• Exercise brief
Quote the records below in full, exactly as given, with the images taken out.

--- start of Provided records ---

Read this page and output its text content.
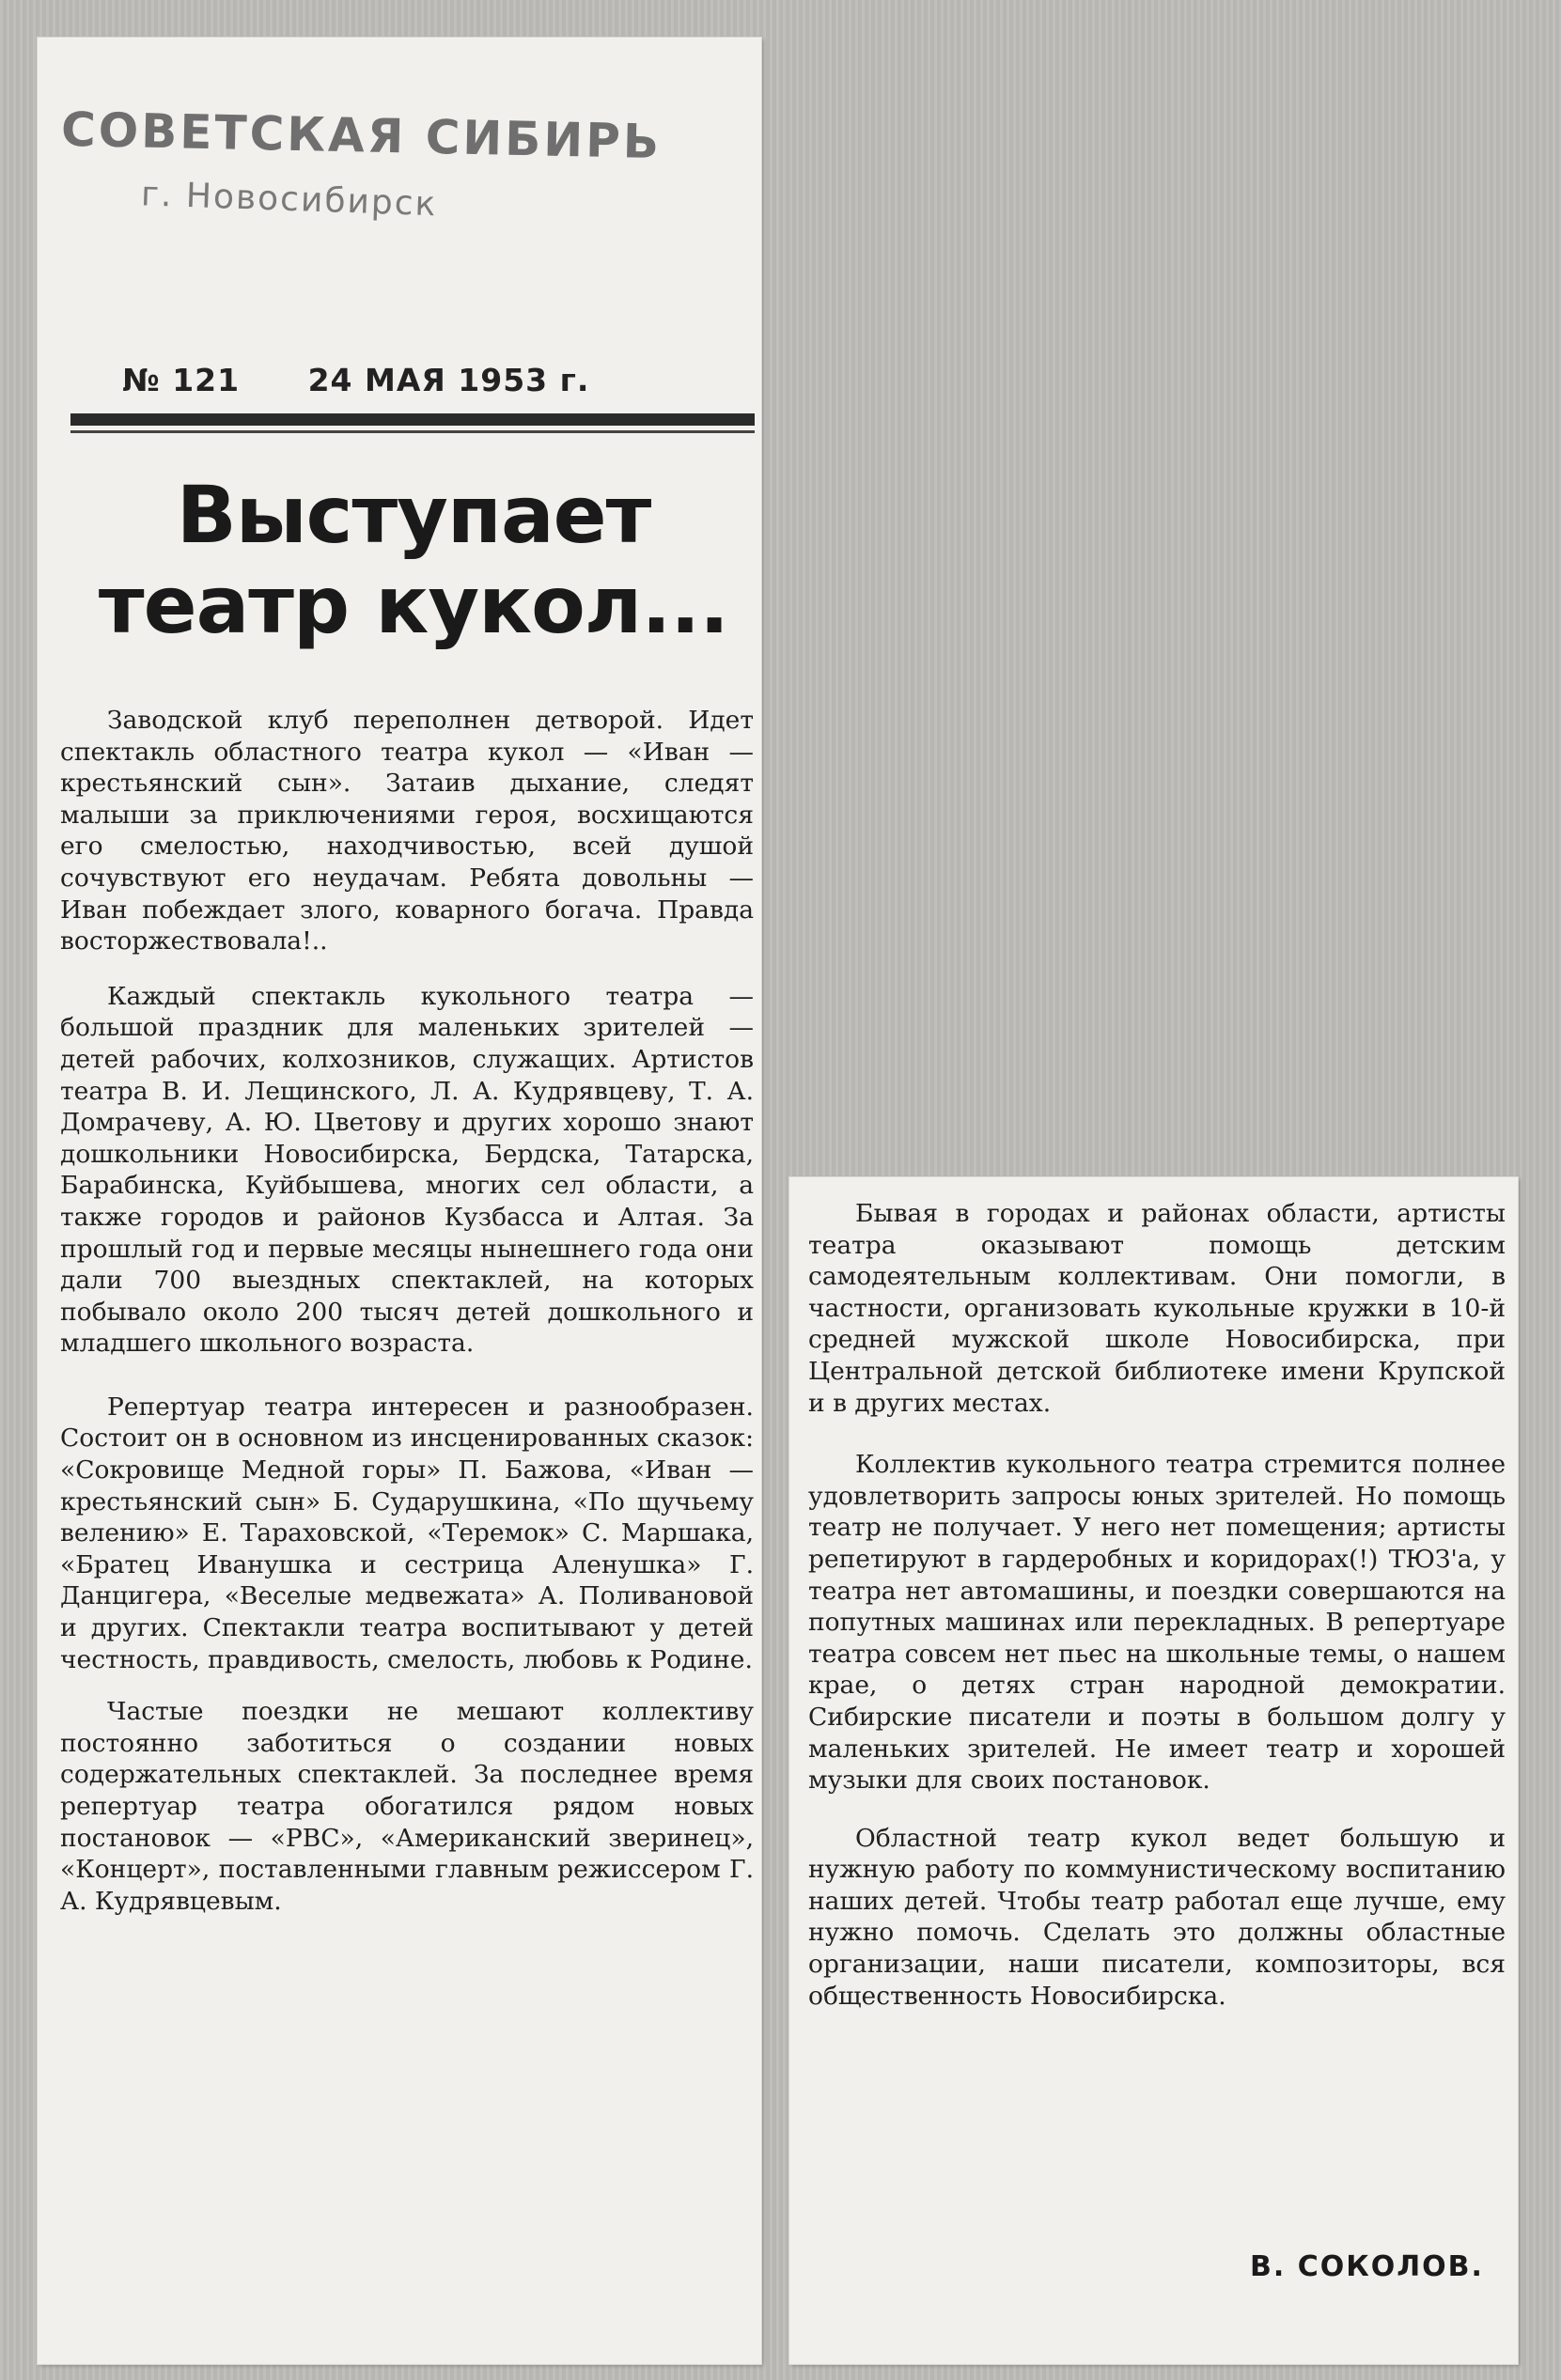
СОВЕТСКАЯ СИБИРЬ
г. Новосибирск
№ 121 24 МАЯ 1953 г.
Выступает театр кукол...

Заводской клуб переполнен детворой. Идет спектакль областного театра кукол — «Иван — крестьянский сын». Затаив дыхание, следят малыши за приключениями героя, восхищаются его смелостью, находчивостью, всей душой сочувствуют его неудачам. Ребята довольны — Иван побеждает злого, коварного богача. Правда восторжествовала!..

Каждый спектакль кукольного театра — большой праздник для маленьких зрителей — детей рабочих, колхозников, служащих. Артистов театра В. И. Лещинского, Л. А. Кудрявцеву, Т. А. Домрачеву, А. Ю. Цветову и других хорошо знают дошкольники Новосибирска, Бердска, Татарска, Барабинска, Куйбышева, многих сел области, а также городов и районов Кузбасса и Алтая. За прошлый год и первые месяцы нынешнего года они дали 700 выездных спектаклей, на которых побывало около 200 тысяч детей дошкольного и младшего школьного возраста.

Репертуар театра интересен и разнообразен. Состоит он в основном из инсценированных сказок: «Сокровище Медной горы» П. Бажова, «Иван — крестьянский сын» Б. Сударушкина, «По щучьему велению» Е. Тараховской, «Теремок» С. Маршака, «Братец Иванушка и сестрица Аленушка» Г. Данцигера, «Веселые медвежата» А. Поливановой и других. Спектакли театра воспитывают у детей честность, правдивость, смелость, любовь к Родине.

Частые поездки не мешают коллективу постоянно заботиться о создании новых содержательных спектаклей. За последнее время репертуар театра обогатился рядом новых постановок — «РВС», «Американский зверинец», «Концерт», поставленными главным режиссером Г. А. Кудрявцевым.

Бывая в городах и районах области, артисты театра оказывают помощь детским самодеятельным коллективам. Они помогли, в частности, организовать кукольные кружки в 10-й средней мужской школе Новосибирска, при Центральной детской библиотеке имени Крупской и в других местах.

Коллектив кукольного театра стремится полнее удовлетворить запросы юных зрителей. Но помощь театр не получает. У него нет помещения; артисты репетируют в гардеробных и коридорах(!) ТЮЗ'а, у театра нет автомашины, и поездки совершаются на попутных машинах или перекладных. В репертуаре театра совсем нет пьес на школьные темы, о нашем крае, о детях стран народной демократии. Сибирские писатели и поэты в большом долгу у маленьких зрителей. Не имеет театр и хорошей музыки для своих постановок.

Областной театр кукол ведет большую и нужную работу по коммунистическому воспитанию наших детей. Чтобы театр работал еще лучше, ему нужно помочь. Сделать это должны областные организации, наши писатели, композиторы, вся общественность Новосибирска.

В. СОКОЛОВ.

--- end of Provided records ---

• Expected answer
Read this page and output its text content.
СОВЕТСКАЯ СИБИРЬ
г. Новосибирск
№ 121 24 МАЯ 1953 г.
Выступает театр кукол...

Заводской клуб переполнен детворой. Идет спектакль областного театра кукол — «Иван — крестьянский сын». Затаив дыхание, следят малыши за приключениями героя, восхищаются его смелостью, находчивостью, всей душой сочувствуют его неудачам. Ребята довольны — Иван побеждает злого, коварного богача. Правда восторжествовала!..

Каждый спектакль кукольного театра — большой праздник для маленьких зрителей — детей рабочих, колхозников, служащих. Артистов театра В. И. Лещинского, Л. А. Кудрявцеву, Т. А. Домрачеву, А. Ю. Цветову и других хорошо знают дошкольники Новосибирска, Бердска, Татарска, Барабинска, Куйбышева, многих сел области, а также городов и районов Кузбасса и Алтая. За прошлый год и первые месяцы нынешнего года они дали 700 выездных спектаклей, на которых побывало около 200 тысяч детей дошкольного и младшего школьного возраста.

Репертуар театра интересен и разнообразен. Состоит он в основном из инсценированных сказок: «Сокровище Медной горы» П. Бажова, «Иван — крестьянский сын» Б. Сударушкина, «По щучьему велению» Е. Тараховской, «Теремок» С. Маршака, «Братец Иванушка и сестрица Аленушка» Г. Данцигера, «Веселые медвежата» А. Поливановой и других. Спектакли театра воспитывают у детей честность, правдивость, смелость, любовь к Родине.

Частые поездки не мешают коллективу постоянно заботиться о создании новых содержательных спектаклей. За последнее время репертуар театра обогатился рядом новых постановок — «РВС», «Американский зверинец», «Концерт», поставленными главным режиссером Г. А. Кудрявцевым.

Бывая в городах и районах области, артисты театра оказывают помощь детским самодеятельным коллективам. Они помогли, в частности, организовать кукольные кружки в 10-й средней мужской школе Новосибирска, при Центральной детской библиотеке имени Крупской и в других местах.

Коллектив кукольного театра стремится полнее удовлетворить запросы юных зрителей. Но помощь театр не получает. У него нет помещения; артисты репетируют в гардеробных и коридорах(!) ТЮЗ'а, у театра нет автомашины, и поездки совершаются на попутных машинах или перекладных. В репертуаре театра совсем нет пьес на школьные темы, о нашем крае, о детях стран народной демократии. Сибирские писатели и поэты в большом долгу у маленьких зрителей. Не имеет театр и хорошей музыки для своих постановок.

Областной театр кукол ведет большую и нужную работу по коммунистическому воспитанию наших детей. Чтобы театр работал еще лучше, ему нужно помочь. Сделать это должны областные организации, наши писатели, композиторы, вся общественность Новосибирска.

В. СОКОЛОВ.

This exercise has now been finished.